**Challenge:** Reproduce the data exactly and drop any pictures it holds.

[Saved entries]
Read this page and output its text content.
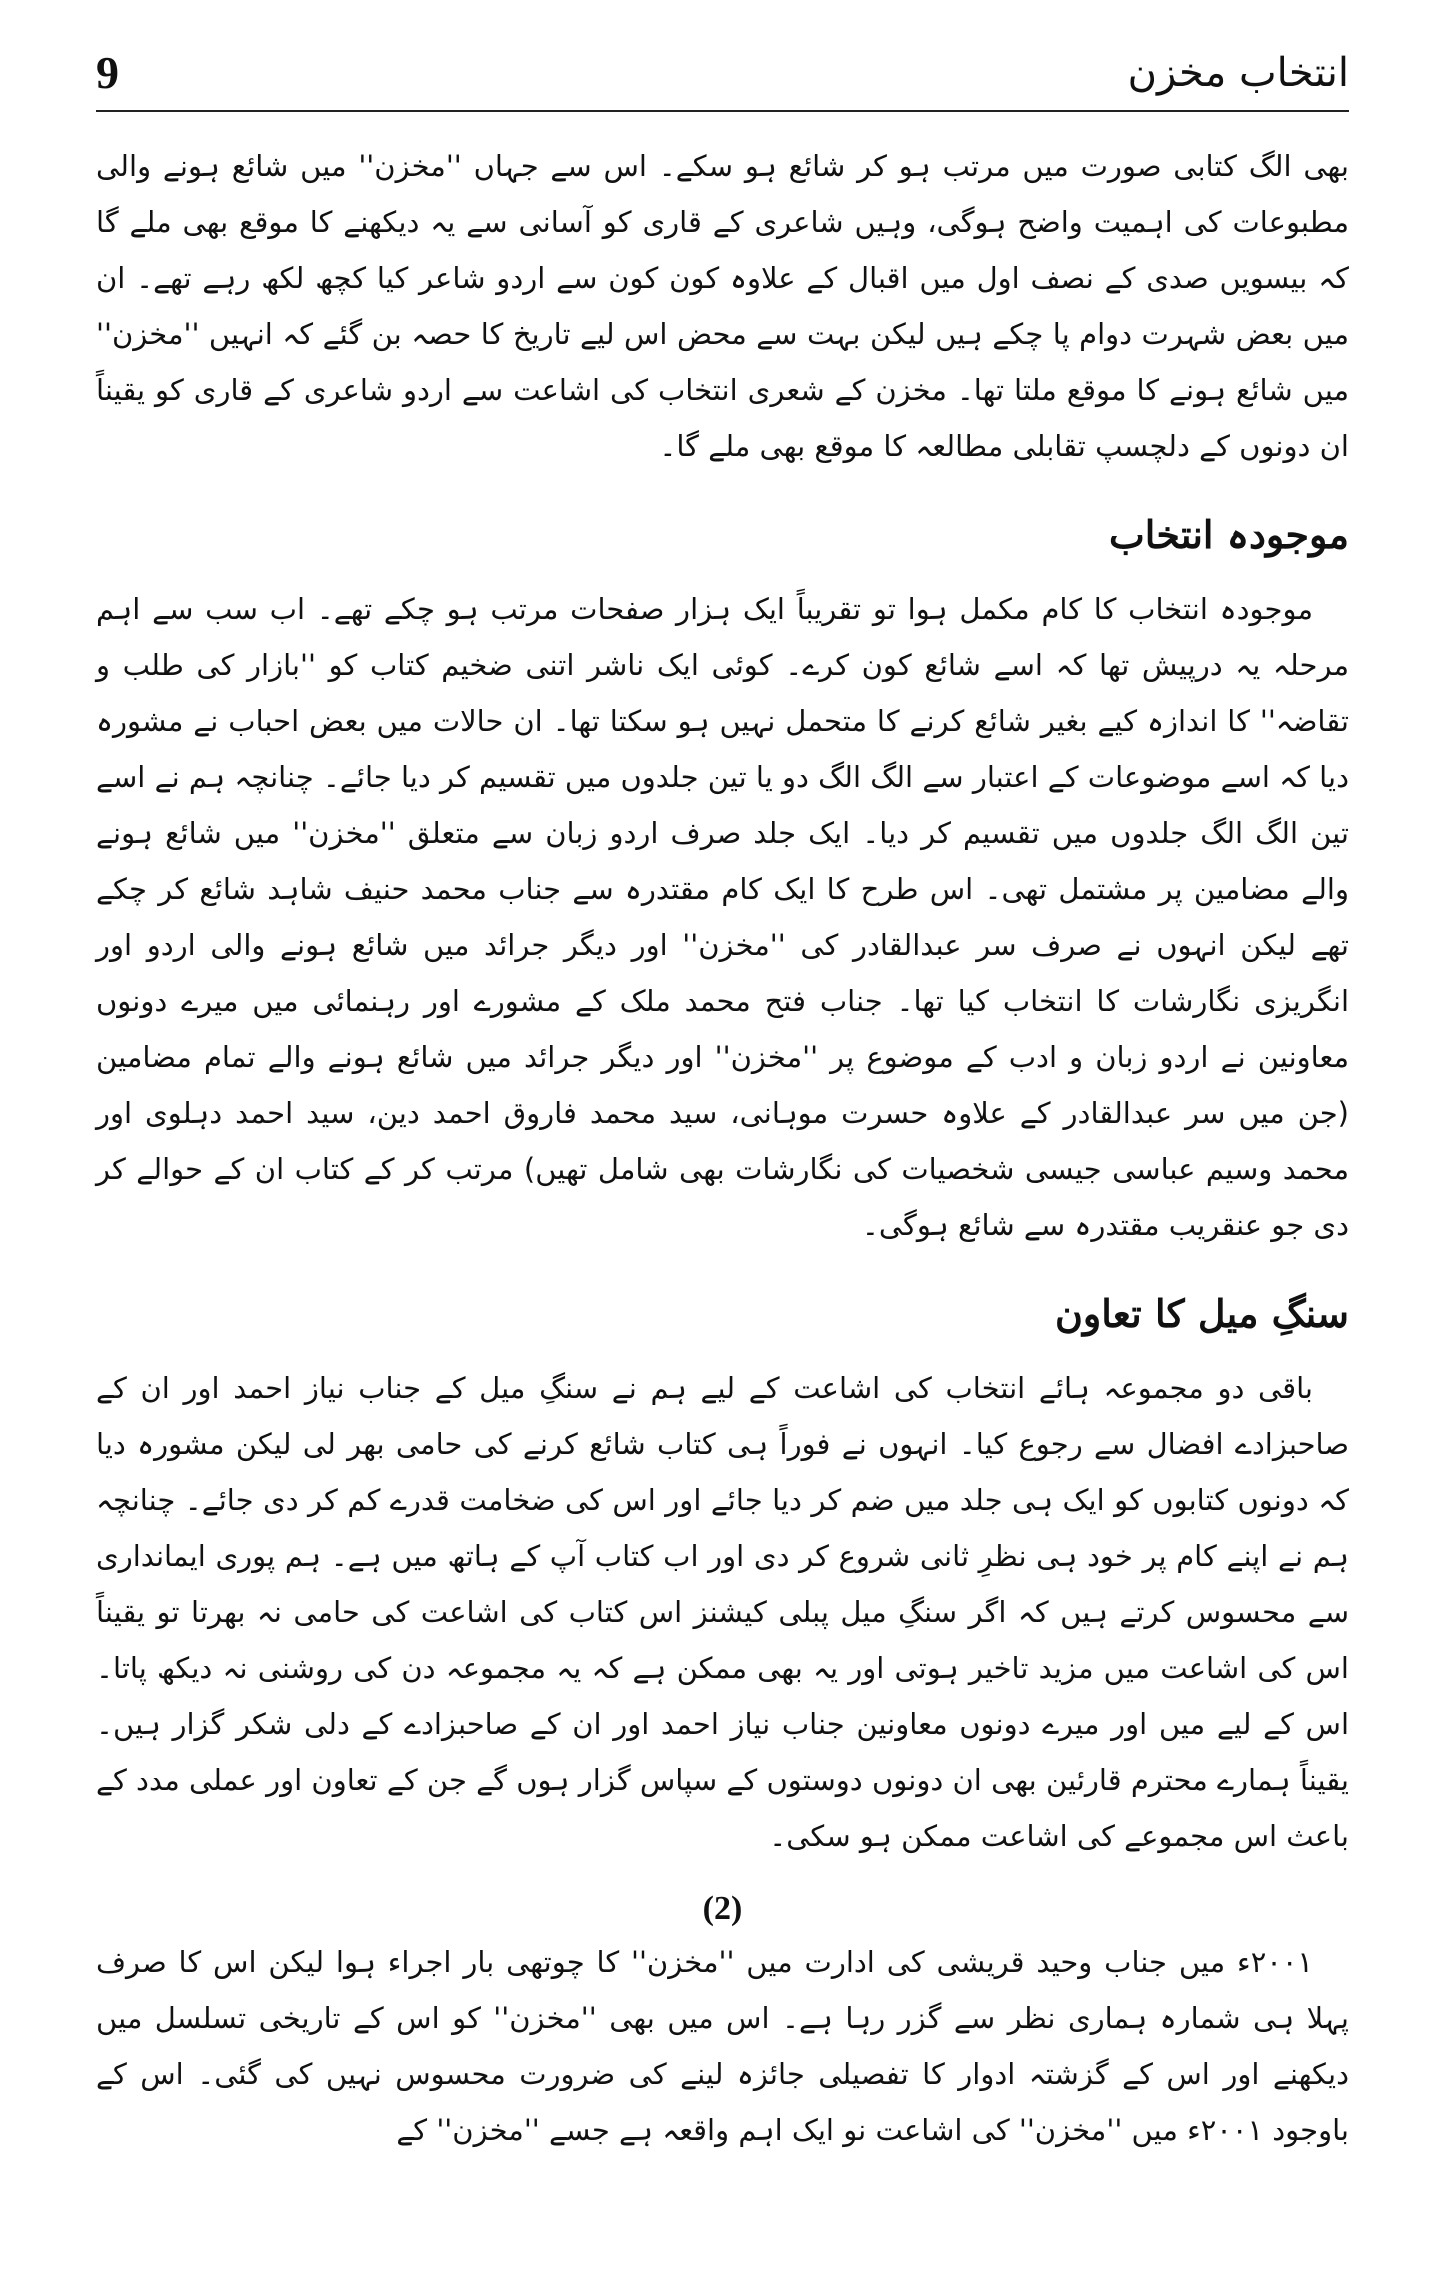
انتخاب مخزن
9

بھی الگ کتابی صورت میں مرتب ہو کر شائع ہو سکے۔ اس سے جہاں ''مخزن'' میں شائع ہونے والی مطبوعات کی اہمیت واضح ہوگی، وہیں شاعری کے قاری کو آسانی سے یہ دیکھنے کا موقع بھی ملے گا کہ بیسویں صدی کے نصف اول میں اقبال کے علاوہ کون کون سے اردو شاعر کیا کچھ لکھ رہے تھے۔ ان میں بعض شہرت دوام پا چکے ہیں لیکن بہت سے محض اس لیے تاریخ کا حصہ بن گئے کہ انہیں ''مخزن'' میں شائع ہونے کا موقع ملتا تھا۔ مخزن کے شعری انتخاب کی اشاعت سے اردو شاعری کے قاری کو یقیناً ان دونوں کے دلچسپ تقابلی مطالعہ کا موقع بھی ملے گا۔

موجودہ انتخاب

موجودہ انتخاب کا کام مکمل ہوا تو تقریباً ایک ہزار صفحات مرتب ہو چکے تھے۔ اب سب سے اہم مرحلہ یہ درپیش تھا کہ اسے شائع کون کرے۔ کوئی ایک ناشر اتنی ضخیم کتاب کو ''بازار کی طلب و تقاضہ'' کا اندازہ کیے بغیر شائع کرنے کا متحمل نہیں ہو سکتا تھا۔ ان حالات میں بعض احباب نے مشورہ دیا کہ اسے موضوعات کے اعتبار سے الگ الگ دو یا تین جلدوں میں تقسیم کر دیا جائے۔ چنانچہ ہم نے اسے تین الگ الگ جلدوں میں تقسیم کر دیا۔ ایک جلد صرف اردو زبان سے متعلق ''مخزن'' میں شائع ہونے والے مضامین پر مشتمل تھی۔ اس طرح کا ایک کام مقتدرہ سے جناب محمد حنیف شاہد شائع کر چکے تھے لیکن انہوں نے صرف سر عبدالقادر کی ''مخزن'' اور دیگر جرائد میں شائع ہونے والی اردو اور انگریزی نگارشات کا انتخاب کیا تھا۔ جناب فتح محمد ملک کے مشورے اور رہنمائی میں میرے دونوں معاونین نے اردو زبان و ادب کے موضوع پر ''مخزن'' اور دیگر جرائد میں شائع ہونے والے تمام مضامین (جن میں سر عبدالقادر کے علاوہ حسرت موہانی، سید محمد فاروق احمد دین، سید احمد دہلوی اور محمد وسیم عباسی جیسی شخصیات کی نگارشات بھی شامل تھیں) مرتب کر کے کتاب ان کے حوالے کر دی جو عنقریب مقتدرہ سے شائع ہوگی۔

سنگِ میل کا تعاون

باقی دو مجموعہ ہائے انتخاب کی اشاعت کے لیے ہم نے سنگِ میل کے جناب نیاز احمد اور ان کے صاحبزادے افضال سے رجوع کیا۔ انہوں نے فوراً ہی کتاب شائع کرنے کی حامی بھر لی لیکن مشورہ دیا کہ دونوں کتابوں کو ایک ہی جلد میں ضم کر دیا جائے اور اس کی ضخامت قدرے کم کر دی جائے۔ چنانچہ ہم نے اپنے کام پر خود ہی نظرِ ثانی شروع کر دی اور اب کتاب آپ کے ہاتھ میں ہے۔ ہم پوری ایمانداری سے محسوس کرتے ہیں کہ اگر سنگِ میل پبلی کیشنز اس کتاب کی اشاعت کی حامی نہ بھرتا تو یقیناً اس کی اشاعت میں مزید تاخیر ہوتی اور یہ بھی ممکن ہے کہ یہ مجموعہ دن کی روشنی نہ دیکھ پاتا۔ اس کے لیے میں اور میرے دونوں معاونین جناب نیاز احمد اور ان کے صاحبزادے کے دلی شکر گزار ہیں۔ یقیناً ہمارے محترم قارئین بھی ان دونوں دوستوں کے سپاس گزار ہوں گے جن کے تعاون اور عملی مدد کے باعث اس مجموعے کی اشاعت ممکن ہو سکی۔

(2)

۲۰۰۱ء میں جناب وحید قریشی کی ادارت میں ''مخزن'' کا چوتھی بار اجراء ہوا لیکن اس کا صرف پہلا ہی شمارہ ہماری نظر سے گزر رہا ہے۔ اس میں بھی ''مخزن'' کو اس کے تاریخی تسلسل میں دیکھنے اور اس کے گزشتہ ادوار کا تفصیلی جائزہ لینے کی ضرورت محسوس نہیں کی گئی۔ اس کے باوجود ۲۰۰۱ء میں ''مخزن'' کی اشاعت نو ایک اہم واقعہ ہے جسے ''مخزن'' کے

**Response to this task:**
Read this page and output its text content.
انتخاب مخزن
9

بھی الگ کتابی صورت میں مرتب ہو کر شائع ہو سکے۔ اس سے جہاں ''مخزن'' میں شائع ہونے والی مطبوعات کی اہمیت واضح ہوگی، وہیں شاعری کے قاری کو آسانی سے یہ دیکھنے کا موقع بھی ملے گا کہ بیسویں صدی کے نصف اول میں اقبال کے علاوہ کون کون سے اردو شاعر کیا کچھ لکھ رہے تھے۔ ان میں بعض شہرت دوام پا چکے ہیں لیکن بہت سے محض اس لیے تاریخ کا حصہ بن گئے کہ انہیں ''مخزن'' میں شائع ہونے کا موقع ملتا تھا۔ مخزن کے شعری انتخاب کی اشاعت سے اردو شاعری کے قاری کو یقیناً ان دونوں کے دلچسپ تقابلی مطالعہ کا موقع بھی ملے گا۔

موجودہ انتخاب

موجودہ انتخاب کا کام مکمل ہوا تو تقریباً ایک ہزار صفحات مرتب ہو چکے تھے۔ اب سب سے اہم مرحلہ یہ درپیش تھا کہ اسے شائع کون کرے۔ کوئی ایک ناشر اتنی ضخیم کتاب کو ''بازار کی طلب و تقاضہ'' کا اندازہ کیے بغیر شائع کرنے کا متحمل نہیں ہو سکتا تھا۔ ان حالات میں بعض احباب نے مشورہ دیا کہ اسے موضوعات کے اعتبار سے الگ الگ دو یا تین جلدوں میں تقسیم کر دیا جائے۔ چنانچہ ہم نے اسے تین الگ الگ جلدوں میں تقسیم کر دیا۔ ایک جلد صرف اردو زبان سے متعلق ''مخزن'' میں شائع ہونے والے مضامین پر مشتمل تھی۔ اس طرح کا ایک کام مقتدرہ سے جناب محمد حنیف شاہد شائع کر چکے تھے لیکن انہوں نے صرف سر عبدالقادر کی ''مخزن'' اور دیگر جرائد میں شائع ہونے والی اردو اور انگریزی نگارشات کا انتخاب کیا تھا۔ جناب فتح محمد ملک کے مشورے اور رہنمائی میں میرے دونوں معاونین نے اردو زبان و ادب کے موضوع پر ''مخزن'' اور دیگر جرائد میں شائع ہونے والے تمام مضامین (جن میں سر عبدالقادر کے علاوہ حسرت موہانی، سید محمد فاروق احمد دین، سید احمد دہلوی اور محمد وسیم عباسی جیسی شخصیات کی نگارشات بھی شامل تھیں) مرتب کر کے کتاب ان کے حوالے کر دی جو عنقریب مقتدرہ سے شائع ہوگی۔

سنگِ میل کا تعاون

باقی دو مجموعہ ہائے انتخاب کی اشاعت کے لیے ہم نے سنگِ میل کے جناب نیاز احمد اور ان کے صاحبزادے افضال سے رجوع کیا۔ انہوں نے فوراً ہی کتاب شائع کرنے کی حامی بھر لی لیکن مشورہ دیا کہ دونوں کتابوں کو ایک ہی جلد میں ضم کر دیا جائے اور اس کی ضخامت قدرے کم کر دی جائے۔ چنانچہ ہم نے اپنے کام پر خود ہی نظرِ ثانی شروع کر دی اور اب کتاب آپ کے ہاتھ میں ہے۔ ہم پوری ایمانداری سے محسوس کرتے ہیں کہ اگر سنگِ میل پبلی کیشنز اس کتاب کی اشاعت کی حامی نہ بھرتا تو یقیناً اس کی اشاعت میں مزید تاخیر ہوتی اور یہ بھی ممکن ہے کہ یہ مجموعہ دن کی روشنی نہ دیکھ پاتا۔ اس کے لیے میں اور میرے دونوں معاونین جناب نیاز احمد اور ان کے صاحبزادے کے دلی شکر گزار ہیں۔ یقیناً ہمارے محترم قارئین بھی ان دونوں دوستوں کے سپاس گزار ہوں گے جن کے تعاون اور عملی مدد کے باعث اس مجموعے کی اشاعت ممکن ہو سکی۔

(2)

۲۰۰۱ء میں جناب وحید قریشی کی ادارت میں ''مخزن'' کا چوتھی بار اجراء ہوا لیکن اس کا صرف پہلا ہی شمارہ ہماری نظر سے گزر رہا ہے۔ اس میں بھی ''مخزن'' کو اس کے تاریخی تسلسل میں دیکھنے اور اس کے گزشتہ ادوار کا تفصیلی جائزہ لینے کی ضرورت محسوس نہیں کی گئی۔ اس کے باوجود ۲۰۰۱ء میں ''مخزن'' کی اشاعت نو ایک اہم واقعہ ہے جسے ''مخزن'' کے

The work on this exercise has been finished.